**The exercise**. Search the material for the word "title" and report each line where it turns up.

Data entries:
----------

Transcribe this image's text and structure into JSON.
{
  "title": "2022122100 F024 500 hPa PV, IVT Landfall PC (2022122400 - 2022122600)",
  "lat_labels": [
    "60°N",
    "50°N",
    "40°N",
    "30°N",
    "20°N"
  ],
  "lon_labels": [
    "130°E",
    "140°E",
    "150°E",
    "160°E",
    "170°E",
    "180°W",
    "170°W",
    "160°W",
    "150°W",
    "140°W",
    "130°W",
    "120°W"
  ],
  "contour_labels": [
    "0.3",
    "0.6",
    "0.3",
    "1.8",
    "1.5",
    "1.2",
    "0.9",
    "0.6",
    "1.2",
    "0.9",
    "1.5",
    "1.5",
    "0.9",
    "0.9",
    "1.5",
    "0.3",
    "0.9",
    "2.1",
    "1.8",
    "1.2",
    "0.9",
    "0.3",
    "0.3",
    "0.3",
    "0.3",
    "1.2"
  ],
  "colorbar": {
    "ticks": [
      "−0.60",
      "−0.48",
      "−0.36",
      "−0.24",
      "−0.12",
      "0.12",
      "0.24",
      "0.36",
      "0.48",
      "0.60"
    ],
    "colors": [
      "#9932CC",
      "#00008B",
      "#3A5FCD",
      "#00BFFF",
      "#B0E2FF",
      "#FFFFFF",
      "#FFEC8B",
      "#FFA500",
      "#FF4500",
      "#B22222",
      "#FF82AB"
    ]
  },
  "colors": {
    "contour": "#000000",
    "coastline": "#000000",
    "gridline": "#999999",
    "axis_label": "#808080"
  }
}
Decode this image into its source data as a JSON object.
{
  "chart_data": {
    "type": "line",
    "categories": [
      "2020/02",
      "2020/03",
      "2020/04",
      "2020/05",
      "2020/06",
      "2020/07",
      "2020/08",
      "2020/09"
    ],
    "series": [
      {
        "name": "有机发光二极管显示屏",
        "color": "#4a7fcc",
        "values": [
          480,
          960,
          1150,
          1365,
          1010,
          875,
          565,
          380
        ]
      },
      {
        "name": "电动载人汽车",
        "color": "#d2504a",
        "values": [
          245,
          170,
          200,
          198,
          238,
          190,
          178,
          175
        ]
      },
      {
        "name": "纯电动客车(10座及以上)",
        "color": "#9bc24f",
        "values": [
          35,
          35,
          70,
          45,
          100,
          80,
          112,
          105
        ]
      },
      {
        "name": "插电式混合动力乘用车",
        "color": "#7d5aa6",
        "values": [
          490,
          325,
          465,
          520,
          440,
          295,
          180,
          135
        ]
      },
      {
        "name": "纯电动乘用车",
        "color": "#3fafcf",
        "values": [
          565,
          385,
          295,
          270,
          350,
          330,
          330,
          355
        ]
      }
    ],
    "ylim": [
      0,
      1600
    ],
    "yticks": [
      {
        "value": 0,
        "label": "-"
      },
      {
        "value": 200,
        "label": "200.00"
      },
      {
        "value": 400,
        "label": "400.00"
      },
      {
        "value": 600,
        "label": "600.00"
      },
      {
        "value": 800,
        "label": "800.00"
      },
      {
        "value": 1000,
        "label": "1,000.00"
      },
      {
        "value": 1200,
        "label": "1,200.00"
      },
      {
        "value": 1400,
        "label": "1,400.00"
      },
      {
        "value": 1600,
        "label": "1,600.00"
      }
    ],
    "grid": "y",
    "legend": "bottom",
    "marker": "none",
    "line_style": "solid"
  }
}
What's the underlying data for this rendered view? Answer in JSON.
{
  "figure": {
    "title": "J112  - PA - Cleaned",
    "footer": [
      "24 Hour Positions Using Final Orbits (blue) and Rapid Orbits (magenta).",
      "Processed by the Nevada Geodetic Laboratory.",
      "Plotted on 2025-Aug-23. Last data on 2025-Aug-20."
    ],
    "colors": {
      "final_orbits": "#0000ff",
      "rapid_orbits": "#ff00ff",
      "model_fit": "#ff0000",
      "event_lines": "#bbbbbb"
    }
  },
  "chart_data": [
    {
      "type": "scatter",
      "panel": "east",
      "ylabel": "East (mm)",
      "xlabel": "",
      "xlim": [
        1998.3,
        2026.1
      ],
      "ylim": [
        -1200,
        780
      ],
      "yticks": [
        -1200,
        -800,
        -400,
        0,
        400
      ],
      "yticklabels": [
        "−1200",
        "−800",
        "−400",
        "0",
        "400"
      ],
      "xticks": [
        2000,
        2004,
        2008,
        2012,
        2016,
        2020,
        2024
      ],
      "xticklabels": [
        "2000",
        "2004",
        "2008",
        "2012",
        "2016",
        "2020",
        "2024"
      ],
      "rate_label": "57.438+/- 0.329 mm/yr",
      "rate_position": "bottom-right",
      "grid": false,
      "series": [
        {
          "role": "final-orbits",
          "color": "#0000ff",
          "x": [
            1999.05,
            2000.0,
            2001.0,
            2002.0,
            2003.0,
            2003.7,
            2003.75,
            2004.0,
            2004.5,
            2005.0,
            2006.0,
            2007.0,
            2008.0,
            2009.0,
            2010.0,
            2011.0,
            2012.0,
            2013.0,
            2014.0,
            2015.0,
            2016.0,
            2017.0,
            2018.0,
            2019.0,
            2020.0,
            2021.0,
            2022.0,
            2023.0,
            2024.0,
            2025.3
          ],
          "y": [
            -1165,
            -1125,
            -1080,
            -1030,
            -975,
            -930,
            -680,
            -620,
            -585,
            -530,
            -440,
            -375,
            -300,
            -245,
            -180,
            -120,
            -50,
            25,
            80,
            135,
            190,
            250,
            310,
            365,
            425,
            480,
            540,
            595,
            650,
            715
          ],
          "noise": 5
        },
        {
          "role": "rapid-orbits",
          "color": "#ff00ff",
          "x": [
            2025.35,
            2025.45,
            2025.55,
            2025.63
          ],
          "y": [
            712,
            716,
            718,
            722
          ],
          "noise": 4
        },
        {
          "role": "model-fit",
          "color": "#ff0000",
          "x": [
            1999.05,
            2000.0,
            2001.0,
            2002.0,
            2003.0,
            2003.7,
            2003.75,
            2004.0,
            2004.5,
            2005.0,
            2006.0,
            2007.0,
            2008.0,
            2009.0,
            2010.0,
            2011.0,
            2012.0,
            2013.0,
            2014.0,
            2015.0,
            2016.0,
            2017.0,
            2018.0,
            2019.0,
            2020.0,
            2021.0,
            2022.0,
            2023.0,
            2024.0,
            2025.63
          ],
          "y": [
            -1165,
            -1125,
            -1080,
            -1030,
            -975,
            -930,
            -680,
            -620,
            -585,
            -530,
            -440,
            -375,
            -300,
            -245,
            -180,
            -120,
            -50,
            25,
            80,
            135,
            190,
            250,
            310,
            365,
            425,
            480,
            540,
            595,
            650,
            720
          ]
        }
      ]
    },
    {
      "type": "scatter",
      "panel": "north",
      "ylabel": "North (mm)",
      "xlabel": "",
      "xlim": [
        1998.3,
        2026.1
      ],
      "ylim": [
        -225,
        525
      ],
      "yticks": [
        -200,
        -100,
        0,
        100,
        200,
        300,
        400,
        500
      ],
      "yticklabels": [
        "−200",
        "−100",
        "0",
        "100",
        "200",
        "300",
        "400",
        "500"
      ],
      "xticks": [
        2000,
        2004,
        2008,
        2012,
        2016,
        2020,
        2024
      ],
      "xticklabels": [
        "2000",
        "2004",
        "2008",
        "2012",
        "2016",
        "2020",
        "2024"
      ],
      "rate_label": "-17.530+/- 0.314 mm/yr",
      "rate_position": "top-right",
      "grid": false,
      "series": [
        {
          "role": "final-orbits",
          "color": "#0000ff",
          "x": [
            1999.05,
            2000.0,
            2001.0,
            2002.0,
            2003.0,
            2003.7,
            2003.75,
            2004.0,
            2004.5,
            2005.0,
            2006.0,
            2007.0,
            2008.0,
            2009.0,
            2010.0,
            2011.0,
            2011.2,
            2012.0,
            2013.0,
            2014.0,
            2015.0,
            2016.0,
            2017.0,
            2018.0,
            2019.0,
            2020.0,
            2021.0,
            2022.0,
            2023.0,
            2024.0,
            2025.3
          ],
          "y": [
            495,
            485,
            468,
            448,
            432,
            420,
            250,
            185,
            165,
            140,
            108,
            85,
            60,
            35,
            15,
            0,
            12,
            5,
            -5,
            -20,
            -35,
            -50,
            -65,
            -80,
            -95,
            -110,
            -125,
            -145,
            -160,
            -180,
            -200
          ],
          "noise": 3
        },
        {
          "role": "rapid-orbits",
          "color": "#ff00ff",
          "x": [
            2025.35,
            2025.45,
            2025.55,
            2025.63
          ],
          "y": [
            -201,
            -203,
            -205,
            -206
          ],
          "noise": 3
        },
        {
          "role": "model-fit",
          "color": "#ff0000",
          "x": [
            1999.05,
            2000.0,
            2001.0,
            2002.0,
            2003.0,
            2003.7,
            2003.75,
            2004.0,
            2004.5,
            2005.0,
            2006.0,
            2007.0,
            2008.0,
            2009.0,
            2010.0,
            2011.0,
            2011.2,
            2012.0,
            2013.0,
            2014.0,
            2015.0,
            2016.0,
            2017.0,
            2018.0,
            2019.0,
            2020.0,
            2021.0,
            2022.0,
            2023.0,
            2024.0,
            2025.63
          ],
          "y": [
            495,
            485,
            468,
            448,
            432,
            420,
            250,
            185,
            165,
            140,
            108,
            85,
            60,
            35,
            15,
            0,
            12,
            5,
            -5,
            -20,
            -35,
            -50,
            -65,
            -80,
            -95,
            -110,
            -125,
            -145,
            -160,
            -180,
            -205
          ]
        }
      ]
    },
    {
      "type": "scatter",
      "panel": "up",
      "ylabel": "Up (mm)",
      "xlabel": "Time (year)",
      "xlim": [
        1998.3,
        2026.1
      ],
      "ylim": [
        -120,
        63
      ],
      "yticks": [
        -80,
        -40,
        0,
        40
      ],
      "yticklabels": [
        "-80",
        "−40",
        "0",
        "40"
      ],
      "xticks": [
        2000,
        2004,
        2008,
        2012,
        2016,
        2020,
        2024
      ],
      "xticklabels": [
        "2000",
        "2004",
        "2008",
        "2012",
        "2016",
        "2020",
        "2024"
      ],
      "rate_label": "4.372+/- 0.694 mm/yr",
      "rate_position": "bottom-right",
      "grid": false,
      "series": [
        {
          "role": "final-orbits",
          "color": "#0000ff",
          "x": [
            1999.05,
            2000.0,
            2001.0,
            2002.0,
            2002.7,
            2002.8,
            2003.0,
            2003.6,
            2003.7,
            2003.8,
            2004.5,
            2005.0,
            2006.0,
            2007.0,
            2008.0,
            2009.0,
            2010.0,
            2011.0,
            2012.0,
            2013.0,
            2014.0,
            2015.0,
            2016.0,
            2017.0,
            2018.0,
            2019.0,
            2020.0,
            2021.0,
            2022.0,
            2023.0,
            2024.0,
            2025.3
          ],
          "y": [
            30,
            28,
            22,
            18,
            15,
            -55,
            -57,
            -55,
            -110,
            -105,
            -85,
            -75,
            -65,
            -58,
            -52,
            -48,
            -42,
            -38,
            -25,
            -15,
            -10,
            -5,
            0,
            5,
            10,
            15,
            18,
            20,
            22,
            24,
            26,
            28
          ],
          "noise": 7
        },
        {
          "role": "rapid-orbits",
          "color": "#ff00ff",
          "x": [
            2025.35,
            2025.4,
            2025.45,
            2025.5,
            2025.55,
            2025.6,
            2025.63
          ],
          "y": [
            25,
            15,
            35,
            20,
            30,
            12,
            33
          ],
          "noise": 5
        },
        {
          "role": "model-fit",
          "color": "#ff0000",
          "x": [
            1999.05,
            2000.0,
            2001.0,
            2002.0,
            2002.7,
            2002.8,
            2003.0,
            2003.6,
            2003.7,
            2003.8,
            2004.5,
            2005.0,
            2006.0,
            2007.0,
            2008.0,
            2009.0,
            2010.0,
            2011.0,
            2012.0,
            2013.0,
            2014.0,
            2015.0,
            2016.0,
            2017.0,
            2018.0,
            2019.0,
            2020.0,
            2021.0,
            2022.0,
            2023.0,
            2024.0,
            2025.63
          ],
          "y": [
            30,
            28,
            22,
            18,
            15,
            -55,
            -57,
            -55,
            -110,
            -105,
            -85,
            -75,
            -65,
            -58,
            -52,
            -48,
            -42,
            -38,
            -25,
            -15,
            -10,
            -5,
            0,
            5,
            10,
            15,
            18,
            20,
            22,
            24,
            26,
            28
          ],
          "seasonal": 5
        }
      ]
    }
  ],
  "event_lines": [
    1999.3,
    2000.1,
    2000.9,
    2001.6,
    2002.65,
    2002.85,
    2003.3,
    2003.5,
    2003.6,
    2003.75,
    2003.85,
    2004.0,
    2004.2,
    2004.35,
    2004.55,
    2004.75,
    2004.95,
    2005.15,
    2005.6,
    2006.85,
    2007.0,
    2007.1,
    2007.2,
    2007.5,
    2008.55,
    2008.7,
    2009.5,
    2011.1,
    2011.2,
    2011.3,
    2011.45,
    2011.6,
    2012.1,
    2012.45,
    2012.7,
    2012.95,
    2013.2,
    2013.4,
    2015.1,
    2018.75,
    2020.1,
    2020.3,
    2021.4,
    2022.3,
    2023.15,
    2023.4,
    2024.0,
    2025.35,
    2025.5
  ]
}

----------

**Output of the task**.
  "title": "2022122100 F024 500 hPa PV, IVT Landfall PC (2022122400 - 2022122600)",
    "title": "J112  - PA - Cleaned",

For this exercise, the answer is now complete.